-- BEGIN --
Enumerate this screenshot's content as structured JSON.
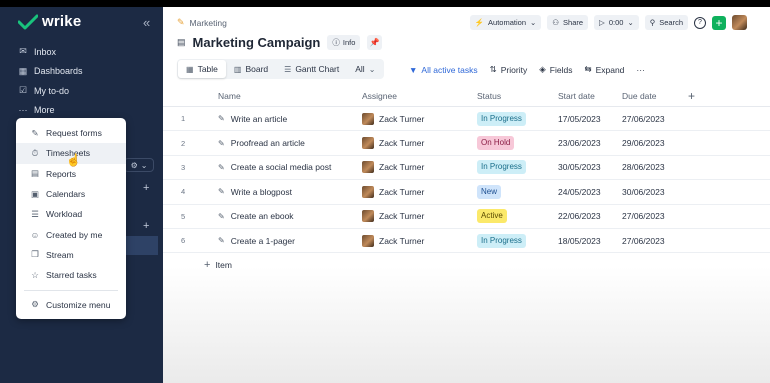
{
  "app": {
    "logo": "wrike",
    "collapse_icon": "double-chevron-left-icon"
  },
  "sidebar": {
    "items": [
      {
        "label": "Inbox",
        "icon": "inbox-icon"
      },
      {
        "label": "Dashboards",
        "icon": "dashboard-icon"
      },
      {
        "label": "My to-do",
        "icon": "todo-icon"
      },
      {
        "label": "More",
        "icon": "more-icon"
      }
    ]
  },
  "more_menu": {
    "items": [
      {
        "label": "Request forms",
        "icon": "request-forms-icon"
      },
      {
        "label": "Timesheets",
        "icon": "timesheets-icon"
      },
      {
        "label": "Reports",
        "icon": "reports-icon"
      },
      {
        "label": "Calendars",
        "icon": "calendar-icon"
      },
      {
        "label": "Workload",
        "icon": "workload-icon"
      },
      {
        "label": "Created by me",
        "icon": "created-by-me-icon"
      },
      {
        "label": "Stream",
        "icon": "stream-icon"
      },
      {
        "label": "Starred tasks",
        "icon": "star-icon"
      }
    ],
    "customize": {
      "label": "Customize menu",
      "icon": "gear-icon"
    },
    "hovered": "Timesheets"
  },
  "header": {
    "breadcrumb": "Marketing",
    "title": "Marketing Campaign",
    "info_label": "Info",
    "automation_label": "Automation",
    "share_label": "Share",
    "timer": "0:00",
    "search_label": "Search"
  },
  "views": {
    "tabs": [
      {
        "label": "Table",
        "icon": "table-icon",
        "active": true
      },
      {
        "label": "Board",
        "icon": "board-icon",
        "active": false
      },
      {
        "label": "Gantt Chart",
        "icon": "gantt-icon",
        "active": false
      },
      {
        "label": "All",
        "icon": "",
        "active": false
      }
    ],
    "filter_label": "All active tasks",
    "priority_label": "Priority",
    "fields_label": "Fields",
    "expand_label": "Expand",
    "more_label": "···"
  },
  "table": {
    "columns": {
      "name": "Name",
      "assignee": "Assignee",
      "status": "Status",
      "start": "Start date",
      "due": "Due date"
    },
    "rows": [
      {
        "num": "1",
        "name": "Write an article",
        "assignee": "Zack Turner",
        "status": "In Progress",
        "start": "17/05/2023",
        "due": "27/06/2023"
      },
      {
        "num": "2",
        "name": "Proofread an article",
        "assignee": "Zack Turner",
        "status": "On Hold",
        "start": "23/06/2023",
        "due": "29/06/2023"
      },
      {
        "num": "3",
        "name": "Create a social media post",
        "assignee": "Zack Turner",
        "status": "In Progress",
        "start": "30/05/2023",
        "due": "28/06/2023"
      },
      {
        "num": "4",
        "name": "Write a blogpost",
        "assignee": "Zack Turner",
        "status": "New",
        "start": "24/05/2023",
        "due": "30/06/2023"
      },
      {
        "num": "5",
        "name": "Create an ebook",
        "assignee": "Zack Turner",
        "status": "Active",
        "start": "22/06/2023",
        "due": "27/06/2023"
      },
      {
        "num": "6",
        "name": "Create a 1-pager",
        "assignee": "Zack Turner",
        "status": "In Progress",
        "start": "18/05/2023",
        "due": "27/06/2023"
      }
    ],
    "add_item_label": "Item"
  },
  "status_colors": {
    "In Progress": {
      "bg": "#cdeef7",
      "fg": "#1a6e8a"
    },
    "On Hold": {
      "bg": "#f7c8d8",
      "fg": "#8a1c44"
    },
    "New": {
      "bg": "#cfe4fb",
      "fg": "#1d4f91"
    },
    "Active": {
      "bg": "#fbe96a",
      "fg": "#5a4a00"
    }
  },
  "colors": {
    "sidebar_bg": "#1c2a44",
    "accent_green": "#0fb15d",
    "accent_blue": "#2f68d8"
  }
}
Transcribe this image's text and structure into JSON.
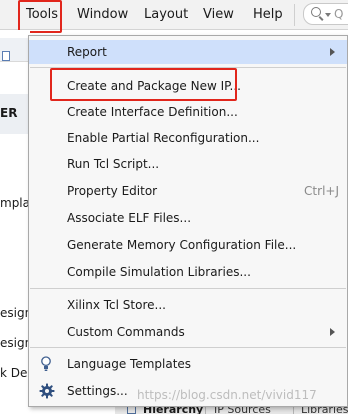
{
  "menubar": {
    "items": [
      {
        "label": "Tools",
        "underline": "T"
      },
      {
        "label": "Window",
        "underline": "W"
      },
      {
        "label": "Layout",
        "underline": "L"
      },
      {
        "label": "View",
        "underline": "V"
      },
      {
        "label": "Help",
        "underline": "H"
      }
    ],
    "search_hint": "Q"
  },
  "left_panel": {
    "texts": [
      "ER",
      "mplate",
      "esign",
      "esign",
      "k Des"
    ]
  },
  "tools_menu": {
    "items": [
      {
        "label": "Report",
        "submenu": true,
        "highlighted": true
      },
      {
        "label": "Create and Package New IP..."
      },
      {
        "label": "Create Interface Definition..."
      },
      {
        "label": "Enable Partial Reconfiguration..."
      },
      {
        "label": "Run Tcl Script..."
      },
      {
        "label": "Property Editor",
        "accelerator": "Ctrl+J"
      },
      {
        "label": "Associate ELF Files..."
      },
      {
        "label": "Generate Memory Configuration File..."
      },
      {
        "label": "Compile Simulation Libraries..."
      },
      {
        "label": "Xilinx Tcl Store..."
      },
      {
        "label": "Custom Commands",
        "submenu": true
      },
      {
        "label": "Language Templates",
        "icon": "lightbulb-icon"
      },
      {
        "label": "Settings...",
        "icon": "gear-icon"
      }
    ]
  },
  "bottom_tabs": [
    "Hierarchy",
    "IP Sources",
    "Libraries"
  ],
  "watermark": "https://blog.csdn.net/vivid117",
  "colors": {
    "highlight_box": "#e1261c",
    "hover_row": "#cfe0fb",
    "menu_bg": "#f7f7f7"
  }
}
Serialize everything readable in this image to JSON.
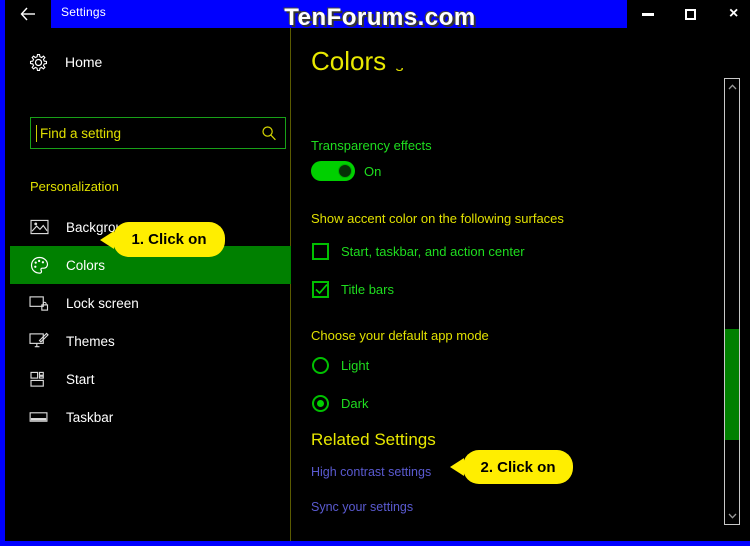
-- END --
WORK TO COMPLETE
Write out each entry exactly as given, but skip the pictures.

EXERCISE RESPONSE
Enumerate this screenshot's content as structured JSON.
{
  "app": {
    "logo": "wrike",
    "collapse_icon": "double-chevron-left-icon"
  },
  "sidebar": {
    "items": [
      {
        "label": "Inbox",
        "icon": "inbox-icon"
      },
      {
        "label": "Dashboards",
        "icon": "dashboard-icon"
      },
      {
        "label": "My to-do",
        "icon": "todo-icon"
      },
      {
        "label": "More",
        "icon": "more-icon"
      }
    ]
  },
  "more_menu": {
    "items": [
      {
        "label": "Request forms",
        "icon": "request-forms-icon"
      },
      {
        "label": "Timesheets",
        "icon": "timesheets-icon"
      },
      {
        "label": "Reports",
        "icon": "reports-icon"
      },
      {
        "label": "Calendars",
        "icon": "calendar-icon"
      },
      {
        "label": "Workload",
        "icon": "workload-icon"
      },
      {
        "label": "Created by me",
        "icon": "created-by-me-icon"
      },
      {
        "label": "Stream",
        "icon": "stream-icon"
      },
      {
        "label": "Starred tasks",
        "icon": "star-icon"
      }
    ],
    "customize": {
      "label": "Customize menu",
      "icon": "gear-icon"
    },
    "hovered": "Timesheets"
  },
  "header": {
    "breadcrumb": "Marketing",
    "title": "Marketing Campaign",
    "info_label": "Info",
    "automation_label": "Automation",
    "share_label": "Share",
    "timer": "0:00",
    "search_label": "Search"
  },
  "views": {
    "tabs": [
      {
        "label": "Table",
        "icon": "table-icon",
        "active": true
      },
      {
        "label": "Board",
        "icon": "board-icon",
        "active": false
      },
      {
        "label": "Gantt Chart",
        "icon": "gantt-icon",
        "active": false
      },
      {
        "label": "All",
        "icon": "",
        "active": false
      }
    ],
    "filter_label": "All active tasks",
    "priority_label": "Priority",
    "fields_label": "Fields",
    "expand_label": "Expand",
    "more_label": "···"
  },
  "table": {
    "columns": {
      "name": "Name",
      "assignee": "Assignee",
      "status": "Status",
      "start": "Start date",
      "due": "Due date"
    },
    "rows": [
      {
        "num": "1",
        "name": "Write an article",
        "assignee": "Zack Turner",
        "status": "In Progress",
        "start": "17/05/2023",
        "due": "27/06/2023"
      },
      {
        "num": "2",
        "name": "Proofread an article",
        "assignee": "Zack Turner",
        "status": "On Hold",
        "start": "23/06/2023",
        "due": "29/06/2023"
      },
      {
        "num": "3",
        "name": "Create a social media post",
        "assignee": "Zack Turner",
        "status": "In Progress",
        "start": "30/05/2023",
        "due": "28/06/2023"
      },
      {
        "num": "4",
        "name": "Write a blogpost",
        "assignee": "Zack Turner",
        "status": "New",
        "start": "24/05/2023",
        "due": "30/06/2023"
      },
      {
        "num": "5",
        "name": "Create an ebook",
        "assignee": "Zack Turner",
        "status": "Active",
        "start": "22/06/2023",
        "due": "27/06/2023"
      },
      {
        "num": "6",
        "name": "Create a 1-pager",
        "assignee": "Zack Turner",
        "status": "In Progress",
        "start": "18/05/2023",
        "due": "27/06/2023"
      }
    ],
    "add_item_label": "Item"
  },
  "status_colors": {
    "In Progress": {
      "bg": "#cdeef7",
      "fg": "#1a6e8a"
    },
    "On Hold": {
      "bg": "#f7c8d8",
      "fg": "#8a1c44"
    },
    "New": {
      "bg": "#cfe4fb",
      "fg": "#1d4f91"
    },
    "Active": {
      "bg": "#fbe96a",
      "fg": "#5a4a00"
    }
  },
  "colors": {
    "sidebar_bg": "#1c2a44",
    "accent_green": "#0fb15d",
    "accent_blue": "#2f68d8"
  }
}
Transcribe this image's text and structure into JSON.
{
  "menubar": {
    "items": [
      {
        "label": "Tools",
        "underline": "T"
      },
      {
        "label": "Window",
        "underline": "W"
      },
      {
        "label": "Layout",
        "underline": "L"
      },
      {
        "label": "View",
        "underline": "V"
      },
      {
        "label": "Help",
        "underline": "H"
      }
    ],
    "search_hint": "Q"
  },
  "left_panel": {
    "texts": [
      "ER",
      "mplate",
      "esign",
      "esign",
      "k Des"
    ]
  },
  "tools_menu": {
    "items": [
      {
        "label": "Report",
        "submenu": true,
        "highlighted": true
      },
      {
        "label": "Create and Package New IP..."
      },
      {
        "label": "Create Interface Definition..."
      },
      {
        "label": "Enable Partial Reconfiguration..."
      },
      {
        "label": "Run Tcl Script..."
      },
      {
        "label": "Property Editor",
        "accelerator": "Ctrl+J"
      },
      {
        "label": "Associate ELF Files..."
      },
      {
        "label": "Generate Memory Configuration File..."
      },
      {
        "label": "Compile Simulation Libraries..."
      },
      {
        "label": "Xilinx Tcl Store..."
      },
      {
        "label": "Custom Commands",
        "submenu": true
      },
      {
        "label": "Language Templates",
        "icon": "lightbulb-icon"
      },
      {
        "label": "Settings...",
        "icon": "gear-icon"
      }
    ]
  },
  "bottom_tabs": [
    "Hierarchy",
    "IP Sources",
    "Libraries"
  ],
  "watermark": "https://blog.csdn.net/vivid117",
  "colors": {
    "highlight_box": "#e1261c",
    "hover_row": "#cfe0fb",
    "menu_bg": "#f7f7f7"
  }
}
Serialize everything readable in this image to JSON.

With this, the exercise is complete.